# Written request
Every line that holds "between" should be shown.

### Material for this exercise ###

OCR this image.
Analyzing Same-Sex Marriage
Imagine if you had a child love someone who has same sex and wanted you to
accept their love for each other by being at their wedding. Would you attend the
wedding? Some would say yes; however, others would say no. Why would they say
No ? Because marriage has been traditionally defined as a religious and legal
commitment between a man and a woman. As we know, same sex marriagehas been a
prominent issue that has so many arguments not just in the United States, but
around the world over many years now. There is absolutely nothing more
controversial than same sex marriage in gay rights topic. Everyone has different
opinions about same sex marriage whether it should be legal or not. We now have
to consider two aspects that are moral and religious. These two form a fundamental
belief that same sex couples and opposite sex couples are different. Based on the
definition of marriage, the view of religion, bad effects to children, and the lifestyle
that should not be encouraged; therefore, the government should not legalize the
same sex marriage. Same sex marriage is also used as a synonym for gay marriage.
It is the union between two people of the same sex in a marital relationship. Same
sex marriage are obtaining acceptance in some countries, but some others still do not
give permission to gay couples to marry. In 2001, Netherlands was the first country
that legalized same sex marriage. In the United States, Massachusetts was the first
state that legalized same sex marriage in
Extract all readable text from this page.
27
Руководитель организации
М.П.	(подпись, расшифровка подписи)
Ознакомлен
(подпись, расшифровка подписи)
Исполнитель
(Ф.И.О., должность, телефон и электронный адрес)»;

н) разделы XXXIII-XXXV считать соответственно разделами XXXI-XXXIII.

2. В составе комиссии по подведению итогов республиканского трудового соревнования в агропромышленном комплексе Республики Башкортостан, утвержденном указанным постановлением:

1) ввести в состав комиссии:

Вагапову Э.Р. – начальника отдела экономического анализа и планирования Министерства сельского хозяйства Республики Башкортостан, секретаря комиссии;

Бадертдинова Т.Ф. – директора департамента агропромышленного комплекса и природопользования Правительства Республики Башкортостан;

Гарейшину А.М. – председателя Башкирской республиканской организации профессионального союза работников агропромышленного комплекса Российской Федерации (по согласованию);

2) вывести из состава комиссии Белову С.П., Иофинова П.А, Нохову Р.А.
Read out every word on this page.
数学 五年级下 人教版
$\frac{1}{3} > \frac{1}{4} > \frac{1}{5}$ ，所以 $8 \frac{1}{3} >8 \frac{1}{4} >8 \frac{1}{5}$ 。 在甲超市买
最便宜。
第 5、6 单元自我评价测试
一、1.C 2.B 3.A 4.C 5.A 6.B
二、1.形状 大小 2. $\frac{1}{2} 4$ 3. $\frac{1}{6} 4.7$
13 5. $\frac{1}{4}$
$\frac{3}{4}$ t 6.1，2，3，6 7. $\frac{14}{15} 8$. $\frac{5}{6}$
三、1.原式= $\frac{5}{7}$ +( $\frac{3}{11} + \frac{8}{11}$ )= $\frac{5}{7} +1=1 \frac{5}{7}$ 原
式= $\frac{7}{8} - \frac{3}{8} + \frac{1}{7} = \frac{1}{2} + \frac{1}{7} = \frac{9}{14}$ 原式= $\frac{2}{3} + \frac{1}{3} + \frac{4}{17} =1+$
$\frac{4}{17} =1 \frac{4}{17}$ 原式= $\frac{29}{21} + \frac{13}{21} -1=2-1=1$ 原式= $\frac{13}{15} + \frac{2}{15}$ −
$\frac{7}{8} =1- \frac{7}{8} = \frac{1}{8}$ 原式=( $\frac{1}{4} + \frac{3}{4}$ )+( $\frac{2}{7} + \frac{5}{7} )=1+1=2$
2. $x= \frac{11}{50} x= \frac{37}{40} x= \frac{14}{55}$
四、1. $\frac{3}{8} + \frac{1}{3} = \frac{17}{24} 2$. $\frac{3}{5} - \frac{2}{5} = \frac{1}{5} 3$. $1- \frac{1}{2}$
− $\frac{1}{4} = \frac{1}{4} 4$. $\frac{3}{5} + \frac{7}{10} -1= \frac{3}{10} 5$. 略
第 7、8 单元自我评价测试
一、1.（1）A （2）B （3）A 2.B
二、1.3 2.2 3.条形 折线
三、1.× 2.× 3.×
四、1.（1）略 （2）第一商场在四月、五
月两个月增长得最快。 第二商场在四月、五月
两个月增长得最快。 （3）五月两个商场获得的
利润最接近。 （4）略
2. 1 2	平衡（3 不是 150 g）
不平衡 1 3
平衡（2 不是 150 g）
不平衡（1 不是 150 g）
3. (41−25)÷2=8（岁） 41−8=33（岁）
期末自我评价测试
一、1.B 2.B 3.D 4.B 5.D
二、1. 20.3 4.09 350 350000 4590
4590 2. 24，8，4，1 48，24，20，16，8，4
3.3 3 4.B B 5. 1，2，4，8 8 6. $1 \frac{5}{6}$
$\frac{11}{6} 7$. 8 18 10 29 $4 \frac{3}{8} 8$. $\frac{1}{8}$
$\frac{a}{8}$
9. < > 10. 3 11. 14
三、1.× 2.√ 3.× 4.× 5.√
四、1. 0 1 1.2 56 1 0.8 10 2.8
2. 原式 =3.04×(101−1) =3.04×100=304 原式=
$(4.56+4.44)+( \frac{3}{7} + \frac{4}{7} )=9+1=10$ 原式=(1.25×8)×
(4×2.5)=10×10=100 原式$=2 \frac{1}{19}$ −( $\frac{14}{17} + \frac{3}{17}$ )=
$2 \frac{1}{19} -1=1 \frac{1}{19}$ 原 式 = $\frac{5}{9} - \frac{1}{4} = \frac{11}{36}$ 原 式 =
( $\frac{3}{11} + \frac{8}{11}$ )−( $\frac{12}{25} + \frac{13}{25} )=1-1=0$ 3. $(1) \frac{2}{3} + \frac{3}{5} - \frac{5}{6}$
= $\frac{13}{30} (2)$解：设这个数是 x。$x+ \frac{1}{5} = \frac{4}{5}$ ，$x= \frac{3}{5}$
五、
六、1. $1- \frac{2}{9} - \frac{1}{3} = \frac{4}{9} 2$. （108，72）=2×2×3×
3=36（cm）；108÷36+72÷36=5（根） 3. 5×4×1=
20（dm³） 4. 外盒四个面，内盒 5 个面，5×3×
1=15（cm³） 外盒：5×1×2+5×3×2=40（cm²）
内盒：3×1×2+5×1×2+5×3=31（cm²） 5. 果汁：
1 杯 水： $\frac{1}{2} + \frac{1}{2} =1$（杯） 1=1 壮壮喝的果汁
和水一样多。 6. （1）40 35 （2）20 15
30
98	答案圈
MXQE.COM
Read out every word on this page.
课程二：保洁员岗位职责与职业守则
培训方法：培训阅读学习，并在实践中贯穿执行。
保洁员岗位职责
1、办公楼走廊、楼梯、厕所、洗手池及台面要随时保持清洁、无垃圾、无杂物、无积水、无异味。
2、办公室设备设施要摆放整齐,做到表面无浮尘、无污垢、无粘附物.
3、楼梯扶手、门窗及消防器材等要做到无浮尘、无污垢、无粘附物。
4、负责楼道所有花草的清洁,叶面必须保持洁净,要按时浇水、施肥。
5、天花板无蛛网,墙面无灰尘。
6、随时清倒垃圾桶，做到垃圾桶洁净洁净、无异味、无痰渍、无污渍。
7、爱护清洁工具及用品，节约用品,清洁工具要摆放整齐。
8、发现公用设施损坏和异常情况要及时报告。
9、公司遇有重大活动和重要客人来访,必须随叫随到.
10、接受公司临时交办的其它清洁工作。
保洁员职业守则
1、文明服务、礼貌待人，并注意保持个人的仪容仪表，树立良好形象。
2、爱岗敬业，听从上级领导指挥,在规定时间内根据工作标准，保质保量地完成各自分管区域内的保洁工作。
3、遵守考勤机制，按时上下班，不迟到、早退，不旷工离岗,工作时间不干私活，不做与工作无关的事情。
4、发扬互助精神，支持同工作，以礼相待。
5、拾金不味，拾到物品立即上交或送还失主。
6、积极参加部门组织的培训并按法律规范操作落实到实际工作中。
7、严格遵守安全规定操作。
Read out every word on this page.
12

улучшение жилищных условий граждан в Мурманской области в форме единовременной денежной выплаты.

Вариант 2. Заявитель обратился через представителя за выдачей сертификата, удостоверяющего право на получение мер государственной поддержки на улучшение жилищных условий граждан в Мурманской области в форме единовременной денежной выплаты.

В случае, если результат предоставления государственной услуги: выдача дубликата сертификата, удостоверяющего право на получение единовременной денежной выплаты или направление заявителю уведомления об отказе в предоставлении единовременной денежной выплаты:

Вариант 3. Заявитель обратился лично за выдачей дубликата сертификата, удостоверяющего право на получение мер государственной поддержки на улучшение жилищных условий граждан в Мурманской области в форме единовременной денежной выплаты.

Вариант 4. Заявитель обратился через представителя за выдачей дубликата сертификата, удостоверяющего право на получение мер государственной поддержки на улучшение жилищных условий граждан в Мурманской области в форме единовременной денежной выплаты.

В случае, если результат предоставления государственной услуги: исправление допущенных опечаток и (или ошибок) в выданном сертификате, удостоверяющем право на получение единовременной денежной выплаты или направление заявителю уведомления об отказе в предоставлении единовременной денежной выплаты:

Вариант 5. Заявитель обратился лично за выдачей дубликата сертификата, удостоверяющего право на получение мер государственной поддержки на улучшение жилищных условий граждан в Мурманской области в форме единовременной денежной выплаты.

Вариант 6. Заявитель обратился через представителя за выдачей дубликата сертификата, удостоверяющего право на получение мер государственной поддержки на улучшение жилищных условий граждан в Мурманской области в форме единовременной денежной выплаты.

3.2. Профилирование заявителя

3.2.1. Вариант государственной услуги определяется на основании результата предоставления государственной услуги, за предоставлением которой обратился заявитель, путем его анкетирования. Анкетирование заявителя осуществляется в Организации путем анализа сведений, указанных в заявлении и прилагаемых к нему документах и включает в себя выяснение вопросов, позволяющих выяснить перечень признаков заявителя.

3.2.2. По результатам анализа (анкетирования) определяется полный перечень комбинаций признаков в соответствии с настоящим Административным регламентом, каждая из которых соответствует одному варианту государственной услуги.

###

# Result of the task
commitment between a man and a woman. As we know, same sex marriagehas been a
It is the union between two people of the same sex in a marital relationship. Same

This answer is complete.